# START OF Records to use

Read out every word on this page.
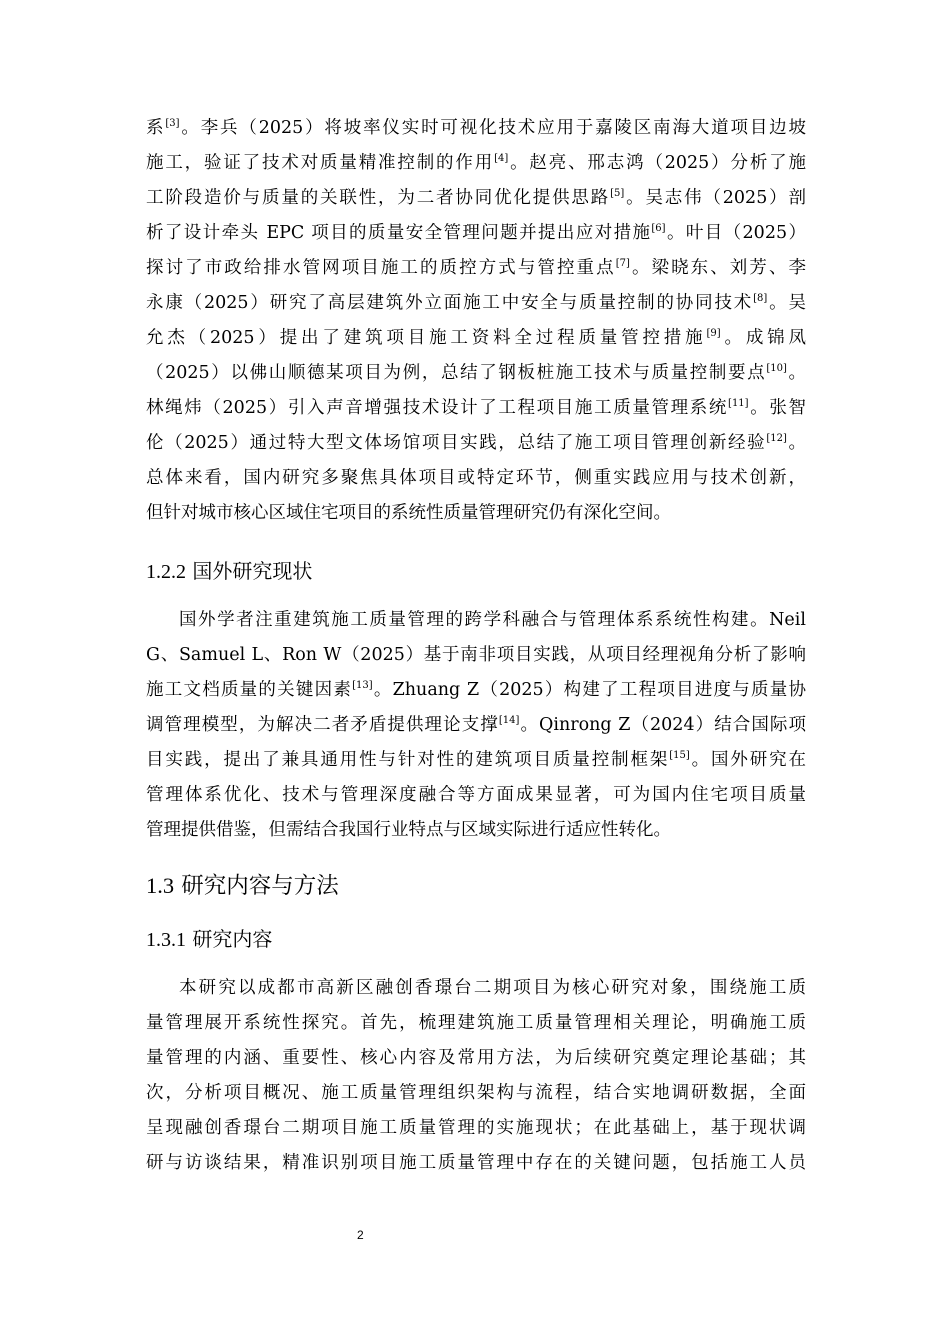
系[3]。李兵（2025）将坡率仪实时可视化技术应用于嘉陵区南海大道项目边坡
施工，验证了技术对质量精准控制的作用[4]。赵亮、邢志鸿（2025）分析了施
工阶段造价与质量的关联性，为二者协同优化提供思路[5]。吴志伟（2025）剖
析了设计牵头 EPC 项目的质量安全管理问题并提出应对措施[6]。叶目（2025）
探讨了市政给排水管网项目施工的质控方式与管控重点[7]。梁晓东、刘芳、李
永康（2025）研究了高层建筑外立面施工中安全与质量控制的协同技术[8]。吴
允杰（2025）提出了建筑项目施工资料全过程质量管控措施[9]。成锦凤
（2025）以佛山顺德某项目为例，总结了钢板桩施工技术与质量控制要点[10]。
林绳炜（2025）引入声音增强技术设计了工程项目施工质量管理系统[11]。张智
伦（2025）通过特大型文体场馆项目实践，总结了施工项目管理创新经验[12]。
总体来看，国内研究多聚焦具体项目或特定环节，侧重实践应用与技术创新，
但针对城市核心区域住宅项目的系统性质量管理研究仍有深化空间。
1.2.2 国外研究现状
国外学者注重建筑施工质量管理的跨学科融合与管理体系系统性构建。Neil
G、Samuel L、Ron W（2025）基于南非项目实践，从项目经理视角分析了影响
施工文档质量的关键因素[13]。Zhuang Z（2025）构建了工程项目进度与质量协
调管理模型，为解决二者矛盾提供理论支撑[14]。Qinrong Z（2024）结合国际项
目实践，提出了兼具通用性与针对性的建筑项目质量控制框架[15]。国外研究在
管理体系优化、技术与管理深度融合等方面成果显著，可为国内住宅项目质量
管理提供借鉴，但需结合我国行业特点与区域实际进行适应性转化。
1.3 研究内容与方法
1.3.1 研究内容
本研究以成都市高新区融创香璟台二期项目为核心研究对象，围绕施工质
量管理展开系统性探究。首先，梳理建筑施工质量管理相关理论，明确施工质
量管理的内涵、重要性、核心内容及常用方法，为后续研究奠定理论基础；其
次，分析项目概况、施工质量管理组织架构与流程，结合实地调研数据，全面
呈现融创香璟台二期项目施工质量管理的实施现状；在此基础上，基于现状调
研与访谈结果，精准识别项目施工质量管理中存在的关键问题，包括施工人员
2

# END OF Records to use
# START OF Records to use

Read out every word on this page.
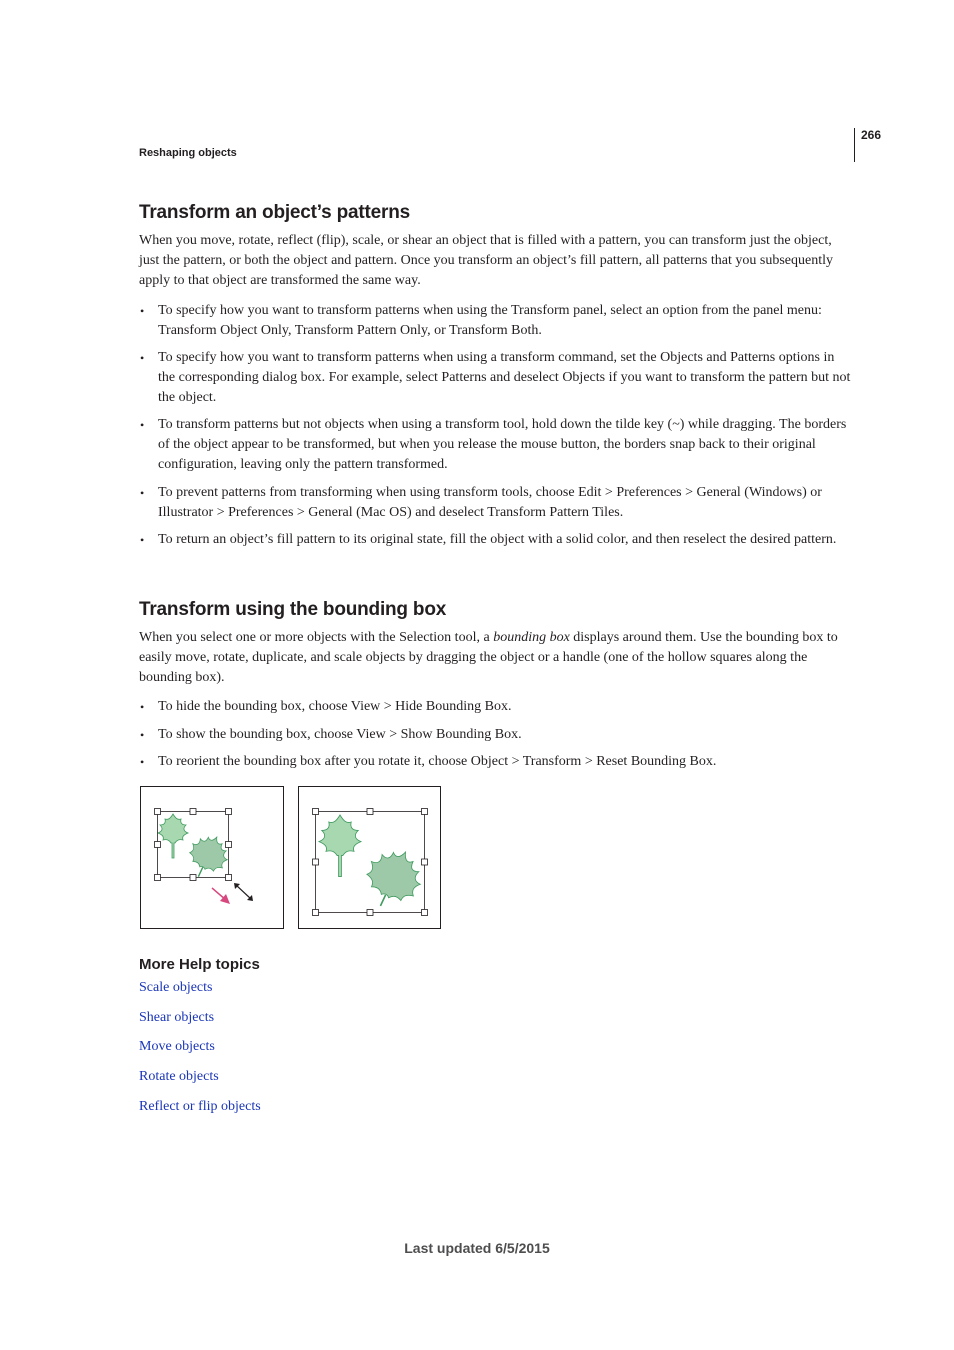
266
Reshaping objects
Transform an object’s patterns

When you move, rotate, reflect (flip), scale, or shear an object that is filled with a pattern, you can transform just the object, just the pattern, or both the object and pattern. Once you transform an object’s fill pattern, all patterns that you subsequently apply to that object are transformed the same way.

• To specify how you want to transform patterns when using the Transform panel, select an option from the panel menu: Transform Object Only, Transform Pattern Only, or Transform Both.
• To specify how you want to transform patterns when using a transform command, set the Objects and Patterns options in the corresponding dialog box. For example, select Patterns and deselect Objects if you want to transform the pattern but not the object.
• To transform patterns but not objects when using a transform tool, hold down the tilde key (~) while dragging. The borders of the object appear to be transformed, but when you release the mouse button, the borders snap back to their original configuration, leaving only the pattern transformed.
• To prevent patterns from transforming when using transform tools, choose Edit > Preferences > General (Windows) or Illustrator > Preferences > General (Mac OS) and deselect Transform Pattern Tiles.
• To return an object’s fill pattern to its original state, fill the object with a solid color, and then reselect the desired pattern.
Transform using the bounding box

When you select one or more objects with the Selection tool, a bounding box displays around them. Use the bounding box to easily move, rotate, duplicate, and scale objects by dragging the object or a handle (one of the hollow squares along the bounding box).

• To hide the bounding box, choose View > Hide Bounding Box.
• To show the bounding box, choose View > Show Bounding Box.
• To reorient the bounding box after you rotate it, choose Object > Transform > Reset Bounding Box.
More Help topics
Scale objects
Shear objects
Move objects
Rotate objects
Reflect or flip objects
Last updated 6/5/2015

# END OF Records to use

** Request **
Copy all lines above containing the string "dragging".

** Solved problem **
• To transform patterns but not objects when using a transform tool, hold down the tilde key (~) while dragging. The borders of the object appear to be transformed, but when you release the mouse button, the borders snap back to their original configuration, leaving only the pattern transformed.
When you select one or more objects with the Selection tool, a bounding box displays around them. Use the bounding box to easily move, rotate, duplicate, and scale objects by dragging the object or a handle (one of the hollow squares along the bounding box).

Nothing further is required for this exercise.